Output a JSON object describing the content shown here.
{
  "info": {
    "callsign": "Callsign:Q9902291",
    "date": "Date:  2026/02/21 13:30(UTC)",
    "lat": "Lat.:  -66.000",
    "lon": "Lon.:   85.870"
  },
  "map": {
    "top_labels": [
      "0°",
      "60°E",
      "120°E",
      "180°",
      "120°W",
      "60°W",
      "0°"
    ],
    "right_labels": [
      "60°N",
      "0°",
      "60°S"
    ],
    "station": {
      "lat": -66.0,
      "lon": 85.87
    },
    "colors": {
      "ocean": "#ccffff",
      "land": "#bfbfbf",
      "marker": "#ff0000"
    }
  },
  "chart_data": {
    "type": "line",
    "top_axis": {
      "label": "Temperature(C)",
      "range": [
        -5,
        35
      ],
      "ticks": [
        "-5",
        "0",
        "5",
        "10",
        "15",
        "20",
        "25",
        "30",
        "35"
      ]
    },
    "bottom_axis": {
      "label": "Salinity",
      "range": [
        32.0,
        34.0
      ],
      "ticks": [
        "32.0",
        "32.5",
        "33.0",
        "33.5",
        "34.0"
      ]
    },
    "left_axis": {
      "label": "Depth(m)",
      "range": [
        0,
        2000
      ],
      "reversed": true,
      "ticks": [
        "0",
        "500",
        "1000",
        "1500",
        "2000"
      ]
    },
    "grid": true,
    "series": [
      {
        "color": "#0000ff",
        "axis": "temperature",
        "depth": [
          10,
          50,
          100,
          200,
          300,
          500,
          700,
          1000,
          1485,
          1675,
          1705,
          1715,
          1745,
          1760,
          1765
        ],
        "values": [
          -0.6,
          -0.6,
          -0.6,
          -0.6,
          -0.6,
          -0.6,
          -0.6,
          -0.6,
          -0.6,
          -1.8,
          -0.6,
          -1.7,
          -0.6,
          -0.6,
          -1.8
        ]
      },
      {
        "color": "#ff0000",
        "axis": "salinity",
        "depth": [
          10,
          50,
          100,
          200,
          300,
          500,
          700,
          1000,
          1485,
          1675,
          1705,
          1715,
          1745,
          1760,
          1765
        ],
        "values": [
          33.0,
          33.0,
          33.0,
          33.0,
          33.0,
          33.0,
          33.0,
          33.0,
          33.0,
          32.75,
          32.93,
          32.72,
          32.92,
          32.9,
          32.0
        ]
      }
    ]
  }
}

----------------

• [CHALLENGE] Above are the records; retype every one exactly.

• [RIGHT ANSWER]
Output a JSON object describing the content shown here.
{
  "info": {
    "callsign": "Callsign:Q9902291",
    "date": "Date:  2026/02/21 13:30(UTC)",
    "lat": "Lat.:  -66.000",
    "lon": "Lon.:   85.870"
  },
  "map": {
    "top_labels": [
      "0°",
      "60°E",
      "120°E",
      "180°",
      "120°W",
      "60°W",
      "0°"
    ],
    "right_labels": [
      "60°N",
      "0°",
      "60°S"
    ],
    "station": {
      "lat": -66.0,
      "lon": 85.87
    },
    "colors": {
      "ocean": "#ccffff",
      "land": "#bfbfbf",
      "marker": "#ff0000"
    }
  },
  "chart_data": {
    "type": "line",
    "top_axis": {
      "label": "Temperature(C)",
      "range": [
        -5,
        35
      ],
      "ticks": [
        "-5",
        "0",
        "5",
        "10",
        "15",
        "20",
        "25",
        "30",
        "35"
      ]
    },
    "bottom_axis": {
      "label": "Salinity",
      "range": [
        32.0,
        34.0
      ],
      "ticks": [
        "32.0",
        "32.5",
        "33.0",
        "33.5",
        "34.0"
      ]
    },
    "left_axis": {
      "label": "Depth(m)",
      "range": [
        0,
        2000
      ],
      "reversed": true,
      "ticks": [
        "0",
        "500",
        "1000",
        "1500",
        "2000"
      ]
    },
    "grid": true,
    "series": [
      {
        "color": "#0000ff",
        "axis": "temperature",
        "depth": [
          10,
          50,
          100,
          200,
          300,
          500,
          700,
          1000,
          1485,
          1675,
          1705,
          1715,
          1745,
          1760,
          1765
        ],
        "values": [
          -0.6,
          -0.6,
          -0.6,
          -0.6,
          -0.6,
          -0.6,
          -0.6,
          -0.6,
          -0.6,
          -1.8,
          -0.6,
          -1.7,
          -0.6,
          -0.6,
          -1.8
        ]
      },
      {
        "color": "#ff0000",
        "axis": "salinity",
        "depth": [
          10,
          50,
          100,
          200,
          300,
          500,
          700,
          1000,
          1485,
          1675,
          1705,
          1715,
          1745,
          1760,
          1765
        ],
        "values": [
          33.0,
          33.0,
          33.0,
          33.0,
          33.0,
          33.0,
          33.0,
          33.0,
          33.0,
          32.75,
          32.93,
          32.72,
          32.92,
          32.9,
          32.0
        ]
      }
    ]
  }
}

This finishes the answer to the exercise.